> Short exercise
Lines containing the word "name" are to be located and copied.

> Records for this exercise
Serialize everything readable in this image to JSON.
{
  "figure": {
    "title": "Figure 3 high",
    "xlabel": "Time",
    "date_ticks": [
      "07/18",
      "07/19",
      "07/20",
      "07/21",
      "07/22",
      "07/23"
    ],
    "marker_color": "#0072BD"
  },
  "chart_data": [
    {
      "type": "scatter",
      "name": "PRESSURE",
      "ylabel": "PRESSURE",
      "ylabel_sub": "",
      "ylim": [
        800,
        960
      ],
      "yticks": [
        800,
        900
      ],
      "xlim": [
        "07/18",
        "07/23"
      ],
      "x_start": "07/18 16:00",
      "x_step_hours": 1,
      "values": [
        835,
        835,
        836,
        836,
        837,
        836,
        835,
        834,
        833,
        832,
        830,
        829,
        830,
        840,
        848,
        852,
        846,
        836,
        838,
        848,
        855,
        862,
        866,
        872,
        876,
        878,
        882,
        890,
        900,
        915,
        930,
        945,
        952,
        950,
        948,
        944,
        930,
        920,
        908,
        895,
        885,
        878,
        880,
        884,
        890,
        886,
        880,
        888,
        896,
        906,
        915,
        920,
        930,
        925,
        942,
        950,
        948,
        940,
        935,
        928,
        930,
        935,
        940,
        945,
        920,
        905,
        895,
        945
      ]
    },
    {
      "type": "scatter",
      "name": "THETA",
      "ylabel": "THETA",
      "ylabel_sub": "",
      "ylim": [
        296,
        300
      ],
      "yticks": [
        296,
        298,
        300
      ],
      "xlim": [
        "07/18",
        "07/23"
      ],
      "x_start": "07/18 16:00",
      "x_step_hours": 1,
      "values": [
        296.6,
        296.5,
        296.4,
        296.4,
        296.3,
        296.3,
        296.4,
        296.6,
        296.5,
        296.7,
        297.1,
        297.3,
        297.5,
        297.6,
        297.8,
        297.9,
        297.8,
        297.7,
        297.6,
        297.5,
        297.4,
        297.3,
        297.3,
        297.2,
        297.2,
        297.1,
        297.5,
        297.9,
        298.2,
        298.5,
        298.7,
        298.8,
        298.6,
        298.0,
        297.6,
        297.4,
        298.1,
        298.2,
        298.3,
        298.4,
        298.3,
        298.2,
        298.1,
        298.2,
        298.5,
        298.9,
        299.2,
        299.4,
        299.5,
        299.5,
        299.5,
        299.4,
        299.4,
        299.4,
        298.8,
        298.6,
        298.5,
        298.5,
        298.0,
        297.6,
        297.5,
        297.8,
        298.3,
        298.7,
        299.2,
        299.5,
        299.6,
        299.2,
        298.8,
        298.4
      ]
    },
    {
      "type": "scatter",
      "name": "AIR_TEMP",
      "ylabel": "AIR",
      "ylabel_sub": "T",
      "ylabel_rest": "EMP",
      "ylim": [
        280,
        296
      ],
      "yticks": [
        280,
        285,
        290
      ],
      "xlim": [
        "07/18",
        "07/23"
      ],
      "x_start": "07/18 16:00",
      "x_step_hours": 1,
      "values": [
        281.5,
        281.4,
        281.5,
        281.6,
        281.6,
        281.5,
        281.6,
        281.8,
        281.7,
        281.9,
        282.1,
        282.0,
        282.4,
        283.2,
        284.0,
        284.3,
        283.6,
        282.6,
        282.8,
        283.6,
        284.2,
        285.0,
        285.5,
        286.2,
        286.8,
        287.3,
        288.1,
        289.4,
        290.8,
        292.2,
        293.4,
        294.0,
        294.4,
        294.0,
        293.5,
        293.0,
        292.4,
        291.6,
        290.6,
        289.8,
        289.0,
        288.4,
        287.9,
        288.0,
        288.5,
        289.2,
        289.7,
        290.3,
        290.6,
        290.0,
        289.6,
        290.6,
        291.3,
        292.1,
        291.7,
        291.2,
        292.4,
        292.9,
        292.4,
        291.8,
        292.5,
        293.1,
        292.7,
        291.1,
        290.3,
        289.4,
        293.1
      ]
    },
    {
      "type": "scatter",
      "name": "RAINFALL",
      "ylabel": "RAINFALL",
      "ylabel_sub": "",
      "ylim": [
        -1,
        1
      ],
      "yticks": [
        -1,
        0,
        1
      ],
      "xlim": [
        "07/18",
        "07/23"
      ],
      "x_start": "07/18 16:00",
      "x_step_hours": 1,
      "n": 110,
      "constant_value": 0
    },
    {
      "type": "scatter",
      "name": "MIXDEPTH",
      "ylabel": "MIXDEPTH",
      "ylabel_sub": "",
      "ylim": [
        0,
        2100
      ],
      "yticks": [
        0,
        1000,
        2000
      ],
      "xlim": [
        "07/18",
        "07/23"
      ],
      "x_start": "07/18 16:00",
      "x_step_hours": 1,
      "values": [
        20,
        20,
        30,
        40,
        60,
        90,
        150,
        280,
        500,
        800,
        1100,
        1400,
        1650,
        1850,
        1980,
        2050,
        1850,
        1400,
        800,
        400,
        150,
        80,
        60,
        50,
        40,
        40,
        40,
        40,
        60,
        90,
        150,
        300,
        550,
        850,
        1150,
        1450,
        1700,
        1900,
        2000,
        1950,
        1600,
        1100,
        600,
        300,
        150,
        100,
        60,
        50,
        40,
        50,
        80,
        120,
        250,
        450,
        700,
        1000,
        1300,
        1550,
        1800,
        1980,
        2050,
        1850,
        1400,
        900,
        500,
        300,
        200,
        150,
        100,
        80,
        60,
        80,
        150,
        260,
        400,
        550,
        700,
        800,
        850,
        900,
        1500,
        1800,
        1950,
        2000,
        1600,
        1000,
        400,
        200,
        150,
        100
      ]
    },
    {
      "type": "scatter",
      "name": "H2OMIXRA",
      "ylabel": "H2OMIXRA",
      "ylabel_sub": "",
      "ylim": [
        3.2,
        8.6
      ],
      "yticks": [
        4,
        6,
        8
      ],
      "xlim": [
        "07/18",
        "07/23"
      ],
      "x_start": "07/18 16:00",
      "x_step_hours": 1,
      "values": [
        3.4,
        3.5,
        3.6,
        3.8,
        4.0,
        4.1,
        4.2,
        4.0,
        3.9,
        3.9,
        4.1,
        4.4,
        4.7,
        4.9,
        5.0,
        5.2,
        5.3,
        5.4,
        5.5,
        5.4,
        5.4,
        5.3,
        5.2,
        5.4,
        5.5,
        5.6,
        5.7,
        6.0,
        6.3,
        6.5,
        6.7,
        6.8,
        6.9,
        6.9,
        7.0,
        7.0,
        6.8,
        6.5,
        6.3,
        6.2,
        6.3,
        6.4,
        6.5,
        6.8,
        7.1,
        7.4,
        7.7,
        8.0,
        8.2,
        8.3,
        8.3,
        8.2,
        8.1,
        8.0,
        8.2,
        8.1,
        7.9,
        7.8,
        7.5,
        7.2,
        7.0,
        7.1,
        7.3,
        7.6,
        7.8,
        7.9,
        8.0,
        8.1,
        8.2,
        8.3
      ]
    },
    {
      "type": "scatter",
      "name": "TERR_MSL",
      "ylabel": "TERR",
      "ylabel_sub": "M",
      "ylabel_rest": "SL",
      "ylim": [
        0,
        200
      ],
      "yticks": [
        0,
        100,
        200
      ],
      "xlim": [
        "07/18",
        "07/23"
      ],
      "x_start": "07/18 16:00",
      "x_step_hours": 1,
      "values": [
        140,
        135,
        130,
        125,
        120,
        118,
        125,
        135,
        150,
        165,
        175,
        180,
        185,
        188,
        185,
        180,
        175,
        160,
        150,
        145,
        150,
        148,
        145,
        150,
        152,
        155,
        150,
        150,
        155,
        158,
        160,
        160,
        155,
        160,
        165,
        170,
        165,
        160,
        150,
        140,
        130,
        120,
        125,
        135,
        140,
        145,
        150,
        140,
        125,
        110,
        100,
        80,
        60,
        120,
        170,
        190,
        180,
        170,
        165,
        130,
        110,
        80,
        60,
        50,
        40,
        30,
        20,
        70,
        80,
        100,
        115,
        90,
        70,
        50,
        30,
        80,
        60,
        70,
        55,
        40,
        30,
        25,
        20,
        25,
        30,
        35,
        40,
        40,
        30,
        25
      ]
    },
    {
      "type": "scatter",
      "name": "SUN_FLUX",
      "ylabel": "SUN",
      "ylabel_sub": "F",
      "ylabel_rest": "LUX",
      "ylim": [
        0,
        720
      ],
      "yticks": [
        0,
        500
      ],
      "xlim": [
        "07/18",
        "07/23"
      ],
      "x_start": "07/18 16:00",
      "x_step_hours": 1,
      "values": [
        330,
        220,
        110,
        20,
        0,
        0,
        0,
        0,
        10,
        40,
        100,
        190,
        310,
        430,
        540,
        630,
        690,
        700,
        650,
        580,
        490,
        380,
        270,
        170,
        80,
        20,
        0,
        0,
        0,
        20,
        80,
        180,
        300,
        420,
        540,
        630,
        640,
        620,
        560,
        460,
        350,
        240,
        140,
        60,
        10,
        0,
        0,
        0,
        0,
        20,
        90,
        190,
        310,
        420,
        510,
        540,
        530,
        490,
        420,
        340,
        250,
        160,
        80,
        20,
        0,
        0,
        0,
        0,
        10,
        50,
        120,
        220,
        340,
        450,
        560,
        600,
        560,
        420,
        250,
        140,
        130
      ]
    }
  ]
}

> Reply
      "name": "PRESSURE",
      "name": "THETA",
      "name": "AIR_TEMP",
      "name": "RAINFALL",
      "name": "MIXDEPTH",
      "name": "H2OMIXRA",
      "name": "TERR_MSL",
      "name": "SUN_FLUX",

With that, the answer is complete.